[WHAT YOU WILL DO]: Where a line holds the string "nonnutritive", return that line.

[LISTED RECORDS]:
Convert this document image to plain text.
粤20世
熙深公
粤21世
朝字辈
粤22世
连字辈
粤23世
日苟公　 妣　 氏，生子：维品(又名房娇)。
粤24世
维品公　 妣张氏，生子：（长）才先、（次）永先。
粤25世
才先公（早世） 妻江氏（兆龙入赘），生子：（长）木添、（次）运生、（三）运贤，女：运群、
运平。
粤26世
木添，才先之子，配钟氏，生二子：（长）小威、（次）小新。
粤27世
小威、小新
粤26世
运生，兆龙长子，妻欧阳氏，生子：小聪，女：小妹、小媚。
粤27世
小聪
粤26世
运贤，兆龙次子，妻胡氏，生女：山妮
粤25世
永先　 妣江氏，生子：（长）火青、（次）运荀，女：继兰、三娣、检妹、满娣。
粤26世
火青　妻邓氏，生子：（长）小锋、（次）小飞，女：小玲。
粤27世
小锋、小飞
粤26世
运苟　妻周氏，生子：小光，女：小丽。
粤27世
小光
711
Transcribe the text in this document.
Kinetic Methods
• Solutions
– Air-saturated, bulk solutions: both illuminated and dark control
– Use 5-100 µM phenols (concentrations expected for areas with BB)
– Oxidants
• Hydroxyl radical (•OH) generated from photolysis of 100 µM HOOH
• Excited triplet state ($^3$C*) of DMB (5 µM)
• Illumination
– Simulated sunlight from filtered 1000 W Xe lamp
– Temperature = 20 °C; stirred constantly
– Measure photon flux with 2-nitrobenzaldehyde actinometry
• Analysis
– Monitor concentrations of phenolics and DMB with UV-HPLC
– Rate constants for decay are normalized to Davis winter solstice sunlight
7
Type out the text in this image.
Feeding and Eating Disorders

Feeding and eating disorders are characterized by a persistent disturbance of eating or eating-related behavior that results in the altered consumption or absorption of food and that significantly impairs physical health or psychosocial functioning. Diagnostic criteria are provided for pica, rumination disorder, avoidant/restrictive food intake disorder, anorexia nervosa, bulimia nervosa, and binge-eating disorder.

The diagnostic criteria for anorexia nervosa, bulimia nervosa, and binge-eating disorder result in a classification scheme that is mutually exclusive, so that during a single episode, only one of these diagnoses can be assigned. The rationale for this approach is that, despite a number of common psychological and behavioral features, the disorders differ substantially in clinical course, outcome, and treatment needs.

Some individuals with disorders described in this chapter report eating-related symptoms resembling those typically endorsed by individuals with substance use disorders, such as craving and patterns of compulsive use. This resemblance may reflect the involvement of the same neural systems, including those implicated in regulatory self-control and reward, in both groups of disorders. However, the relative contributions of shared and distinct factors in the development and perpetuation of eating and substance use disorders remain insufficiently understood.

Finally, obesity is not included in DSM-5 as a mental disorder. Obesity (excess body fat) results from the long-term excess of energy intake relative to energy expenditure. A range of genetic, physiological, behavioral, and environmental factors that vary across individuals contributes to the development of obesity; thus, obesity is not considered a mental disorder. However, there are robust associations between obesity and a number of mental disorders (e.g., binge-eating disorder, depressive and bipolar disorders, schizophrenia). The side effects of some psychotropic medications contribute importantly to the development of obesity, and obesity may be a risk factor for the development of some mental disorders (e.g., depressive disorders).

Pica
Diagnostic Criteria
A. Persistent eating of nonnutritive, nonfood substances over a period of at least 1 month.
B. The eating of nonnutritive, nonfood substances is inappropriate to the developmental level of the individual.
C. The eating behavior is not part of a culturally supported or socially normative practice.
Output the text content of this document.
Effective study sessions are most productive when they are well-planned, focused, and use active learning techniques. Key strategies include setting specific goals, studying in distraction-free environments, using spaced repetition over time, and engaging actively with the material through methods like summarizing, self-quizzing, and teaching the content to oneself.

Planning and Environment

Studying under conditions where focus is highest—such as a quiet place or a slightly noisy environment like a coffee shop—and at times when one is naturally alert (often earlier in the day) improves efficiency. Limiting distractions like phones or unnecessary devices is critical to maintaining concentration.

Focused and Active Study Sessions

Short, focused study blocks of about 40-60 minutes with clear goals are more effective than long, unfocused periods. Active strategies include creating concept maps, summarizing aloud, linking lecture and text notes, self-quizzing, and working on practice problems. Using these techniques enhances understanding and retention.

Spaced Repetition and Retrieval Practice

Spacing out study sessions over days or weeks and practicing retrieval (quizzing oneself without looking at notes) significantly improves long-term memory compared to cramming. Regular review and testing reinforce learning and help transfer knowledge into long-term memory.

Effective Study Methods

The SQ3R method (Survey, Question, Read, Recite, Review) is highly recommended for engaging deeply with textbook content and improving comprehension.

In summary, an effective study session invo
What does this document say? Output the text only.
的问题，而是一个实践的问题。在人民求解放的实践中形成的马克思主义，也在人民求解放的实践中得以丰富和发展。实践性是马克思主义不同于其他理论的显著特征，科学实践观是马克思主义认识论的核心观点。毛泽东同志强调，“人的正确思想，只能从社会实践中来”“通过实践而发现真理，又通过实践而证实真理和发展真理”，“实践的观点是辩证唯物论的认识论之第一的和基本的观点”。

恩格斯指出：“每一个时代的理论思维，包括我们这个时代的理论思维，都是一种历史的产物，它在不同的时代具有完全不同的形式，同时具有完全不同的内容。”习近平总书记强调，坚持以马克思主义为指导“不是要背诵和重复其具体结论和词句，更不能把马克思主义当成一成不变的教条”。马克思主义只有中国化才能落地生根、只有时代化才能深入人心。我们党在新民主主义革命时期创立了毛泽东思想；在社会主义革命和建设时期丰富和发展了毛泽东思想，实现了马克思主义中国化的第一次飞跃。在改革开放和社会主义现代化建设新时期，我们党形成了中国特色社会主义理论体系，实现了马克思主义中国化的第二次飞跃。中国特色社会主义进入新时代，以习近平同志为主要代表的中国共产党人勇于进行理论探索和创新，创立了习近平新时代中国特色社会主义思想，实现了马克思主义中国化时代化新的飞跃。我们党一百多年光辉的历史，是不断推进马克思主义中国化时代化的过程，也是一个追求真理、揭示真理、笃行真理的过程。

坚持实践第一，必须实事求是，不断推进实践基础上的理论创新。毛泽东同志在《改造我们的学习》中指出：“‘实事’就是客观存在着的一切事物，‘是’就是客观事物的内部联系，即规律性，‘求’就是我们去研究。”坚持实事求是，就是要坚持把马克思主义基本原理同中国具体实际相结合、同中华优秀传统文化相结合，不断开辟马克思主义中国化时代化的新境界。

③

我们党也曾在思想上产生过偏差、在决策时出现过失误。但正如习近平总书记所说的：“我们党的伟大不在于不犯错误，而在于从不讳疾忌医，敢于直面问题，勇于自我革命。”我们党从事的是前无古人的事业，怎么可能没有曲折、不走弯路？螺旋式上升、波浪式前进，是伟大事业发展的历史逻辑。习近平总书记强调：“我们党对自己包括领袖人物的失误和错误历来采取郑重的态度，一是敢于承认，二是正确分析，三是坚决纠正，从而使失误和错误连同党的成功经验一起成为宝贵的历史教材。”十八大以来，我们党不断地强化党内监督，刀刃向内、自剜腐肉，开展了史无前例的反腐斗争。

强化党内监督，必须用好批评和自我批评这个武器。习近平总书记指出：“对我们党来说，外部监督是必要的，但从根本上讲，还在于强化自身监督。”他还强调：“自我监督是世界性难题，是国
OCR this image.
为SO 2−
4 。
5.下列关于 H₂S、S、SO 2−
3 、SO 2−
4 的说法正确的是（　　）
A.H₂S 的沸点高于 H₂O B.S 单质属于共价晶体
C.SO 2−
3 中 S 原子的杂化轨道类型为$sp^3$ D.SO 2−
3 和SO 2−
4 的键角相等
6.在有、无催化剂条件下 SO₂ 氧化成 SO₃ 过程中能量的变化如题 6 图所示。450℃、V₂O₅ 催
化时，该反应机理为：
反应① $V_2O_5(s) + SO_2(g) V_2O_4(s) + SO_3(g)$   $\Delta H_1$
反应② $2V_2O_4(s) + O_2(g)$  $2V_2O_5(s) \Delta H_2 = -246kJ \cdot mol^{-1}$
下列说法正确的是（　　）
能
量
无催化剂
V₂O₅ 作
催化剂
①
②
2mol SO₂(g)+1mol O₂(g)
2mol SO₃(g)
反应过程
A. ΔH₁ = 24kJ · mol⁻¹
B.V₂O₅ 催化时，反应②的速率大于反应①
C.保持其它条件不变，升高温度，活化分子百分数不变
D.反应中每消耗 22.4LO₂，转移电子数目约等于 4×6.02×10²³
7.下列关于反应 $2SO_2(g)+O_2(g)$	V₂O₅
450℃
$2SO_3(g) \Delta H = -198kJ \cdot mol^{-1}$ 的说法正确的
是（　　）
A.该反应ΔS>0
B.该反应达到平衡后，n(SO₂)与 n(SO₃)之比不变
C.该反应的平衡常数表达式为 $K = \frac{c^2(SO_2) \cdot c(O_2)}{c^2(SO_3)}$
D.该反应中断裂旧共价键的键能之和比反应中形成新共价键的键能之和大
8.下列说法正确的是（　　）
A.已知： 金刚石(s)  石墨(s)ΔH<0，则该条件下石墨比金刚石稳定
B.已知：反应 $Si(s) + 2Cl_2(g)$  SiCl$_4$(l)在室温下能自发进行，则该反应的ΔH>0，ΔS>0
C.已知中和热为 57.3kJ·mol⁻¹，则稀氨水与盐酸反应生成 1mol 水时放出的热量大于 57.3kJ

[TASK OUTPUT]:
A. Persistent eating of nonnutritive, nonfood substances over a period of at least 1 month.
B. The eating of nonnutritive, nonfood substances is inappropriate to the developmental level of the individual.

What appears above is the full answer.